:: What is needed ::
Reproduce all the entries precisely.

Records excerpted from a collection:
══════

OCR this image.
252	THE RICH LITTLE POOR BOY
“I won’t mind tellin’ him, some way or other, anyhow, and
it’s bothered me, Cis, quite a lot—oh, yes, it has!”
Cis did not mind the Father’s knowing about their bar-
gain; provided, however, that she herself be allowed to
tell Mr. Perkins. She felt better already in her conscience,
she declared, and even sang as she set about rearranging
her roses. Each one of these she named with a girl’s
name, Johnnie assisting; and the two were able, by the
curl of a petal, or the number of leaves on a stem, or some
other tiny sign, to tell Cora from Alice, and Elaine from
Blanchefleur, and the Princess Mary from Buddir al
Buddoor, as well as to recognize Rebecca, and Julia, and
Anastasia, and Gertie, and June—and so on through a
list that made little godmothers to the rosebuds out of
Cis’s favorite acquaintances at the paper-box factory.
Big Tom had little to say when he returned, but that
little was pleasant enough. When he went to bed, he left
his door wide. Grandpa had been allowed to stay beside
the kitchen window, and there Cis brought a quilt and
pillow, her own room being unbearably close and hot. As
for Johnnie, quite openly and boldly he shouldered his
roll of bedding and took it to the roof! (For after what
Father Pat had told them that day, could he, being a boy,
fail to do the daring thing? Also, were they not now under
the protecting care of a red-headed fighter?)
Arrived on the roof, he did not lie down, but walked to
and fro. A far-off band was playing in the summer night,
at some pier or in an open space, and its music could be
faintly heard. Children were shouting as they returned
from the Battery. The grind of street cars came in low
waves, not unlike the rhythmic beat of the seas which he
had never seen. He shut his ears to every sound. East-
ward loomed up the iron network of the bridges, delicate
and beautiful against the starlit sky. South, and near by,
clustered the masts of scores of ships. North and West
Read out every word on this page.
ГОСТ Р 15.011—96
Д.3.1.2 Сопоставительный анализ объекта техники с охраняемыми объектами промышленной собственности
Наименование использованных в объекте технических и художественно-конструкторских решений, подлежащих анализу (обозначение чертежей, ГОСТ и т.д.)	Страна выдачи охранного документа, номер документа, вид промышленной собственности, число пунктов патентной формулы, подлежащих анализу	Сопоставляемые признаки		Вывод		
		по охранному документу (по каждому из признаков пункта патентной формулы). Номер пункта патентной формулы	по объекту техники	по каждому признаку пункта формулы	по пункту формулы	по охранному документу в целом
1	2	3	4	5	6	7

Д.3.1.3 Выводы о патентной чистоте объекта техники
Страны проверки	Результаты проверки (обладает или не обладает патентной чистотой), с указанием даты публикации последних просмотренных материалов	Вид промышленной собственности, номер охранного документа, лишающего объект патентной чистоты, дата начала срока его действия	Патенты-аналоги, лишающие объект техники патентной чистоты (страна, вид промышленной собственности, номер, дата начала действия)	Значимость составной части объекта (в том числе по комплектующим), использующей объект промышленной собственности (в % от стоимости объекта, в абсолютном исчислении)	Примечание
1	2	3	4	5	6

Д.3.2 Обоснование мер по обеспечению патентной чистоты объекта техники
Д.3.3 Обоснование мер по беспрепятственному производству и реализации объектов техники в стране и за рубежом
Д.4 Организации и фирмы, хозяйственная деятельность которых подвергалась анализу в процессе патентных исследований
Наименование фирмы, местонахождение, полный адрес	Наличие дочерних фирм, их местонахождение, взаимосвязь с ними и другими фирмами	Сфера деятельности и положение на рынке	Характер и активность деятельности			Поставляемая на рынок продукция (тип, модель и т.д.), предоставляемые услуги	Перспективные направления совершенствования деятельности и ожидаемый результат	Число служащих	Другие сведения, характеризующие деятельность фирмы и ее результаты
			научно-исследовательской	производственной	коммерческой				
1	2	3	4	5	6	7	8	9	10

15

══════

:: Written response ::
OCR this image.
252	THE RICH LITTLE POOR BOY
“I won’t mind tellin’ him, some way or other, anyhow, and
it’s bothered me, Cis, quite a lot—oh, yes, it has!”
Cis did not mind the Father’s knowing about their bar-
gain; provided, however, that she herself be allowed to
tell Mr. Perkins. She felt better already in her conscience,
she declared, and even sang as she set about rearranging
her roses. Each one of these she named with a girl’s
name, Johnnie assisting; and the two were able, by the
curl of a petal, or the number of leaves on a stem, or some
other tiny sign, to tell Cora from Alice, and Elaine from
Blanchefleur, and the Princess Mary from Buddir al
Buddoor, as well as to recognize Rebecca, and Julia, and
Anastasia, and Gertie, and June—and so on through a
list that made little godmothers to the rosebuds out of
Cis’s favorite acquaintances at the paper-box factory.
Big Tom had little to say when he returned, but that
little was pleasant enough. When he went to bed, he left
his door wide. Grandpa had been allowed to stay beside
the kitchen window, and there Cis brought a quilt and
pillow, her own room being unbearably close and hot. As
for Johnnie, quite openly and boldly he shouldered his
roll of bedding and took it to the roof! (For after what
Father Pat had told them that day, could he, being a boy,
fail to do the daring thing? Also, were they not now under
the protecting care of a red-headed fighter?)
Arrived on the roof, he did not lie down, but walked to
and fro. A far-off band was playing in the summer night,
at some pier or in an open space, and its music could be
faintly heard. Children were shouting as they returned
from the Battery. The grind of street cars came in low
waves, not unlike the rhythmic beat of the seas which he
had never seen. He shut his ears to every sound. East-
ward loomed up the iron network of the bridges, delicate
and beautiful against the starlit sky. South, and near by,
clustered the masts of scores of ships. North and West
Read out every word on this page.
ГОСТ Р 15.011—96
Д.3.1.2 Сопоставительный анализ объекта техники с охраняемыми объектами промышленной собственности
Наименование использованных в объекте технических и художественно-конструкторских решений, подлежащих анализу (обозначение чертежей, ГОСТ и т.д.)	Страна выдачи охранного документа, номер документа, вид промышленной собственности, число пунктов патентной формулы, подлежащих анализу	Сопоставляемые признаки		Вывод		
		по охранному документу (по каждому из признаков пункта патентной формулы). Номер пункта патентной формулы	по объекту техники	по каждому признаку пункта формулы	по пункту формулы	по охранному документу в целом
1	2	3	4	5	6	7

Д.3.1.3 Выводы о патентной чистоте объекта техники
Страны проверки	Результаты проверки (обладает или не обладает патентной чистотой), с указанием даты публикации последних просмотренных материалов	Вид промышленной собственности, номер охранного документа, лишающего объект патентной чистоты, дата начала срока его действия	Патенты-аналоги, лишающие объект техники патентной чистоты (страна, вид промышленной собственности, номер, дата начала действия)	Значимость составной части объекта (в том числе по комплектующим), использующей объект промышленной собственности (в % от стоимости объекта, в абсолютном исчислении)	Примечание
1	2	3	4	5	6

Д.3.2 Обоснование мер по обеспечению патентной чистоты объекта техники
Д.3.3 Обоснование мер по беспрепятственному производству и реализации объектов техники в стране и за рубежом
Д.4 Организации и фирмы, хозяйственная деятельность которых подвергалась анализу в процессе патентных исследований
Наименование фирмы, местонахождение, полный адрес	Наличие дочерних фирм, их местонахождение, взаимосвязь с ними и другими фирмами	Сфера деятельности и положение на рынке	Характер и активность деятельности			Поставляемая на рынок продукция (тип, модель и т.д.), предоставляемые услуги	Перспективные направления совершенствования деятельности и ожидаемый результат	Число служащих	Другие сведения, характеризующие деятельность фирмы и ее результаты
			научно-исследовательской	производственной	коммерческой				
1	2	3	4	5	6	7	8	9	10

15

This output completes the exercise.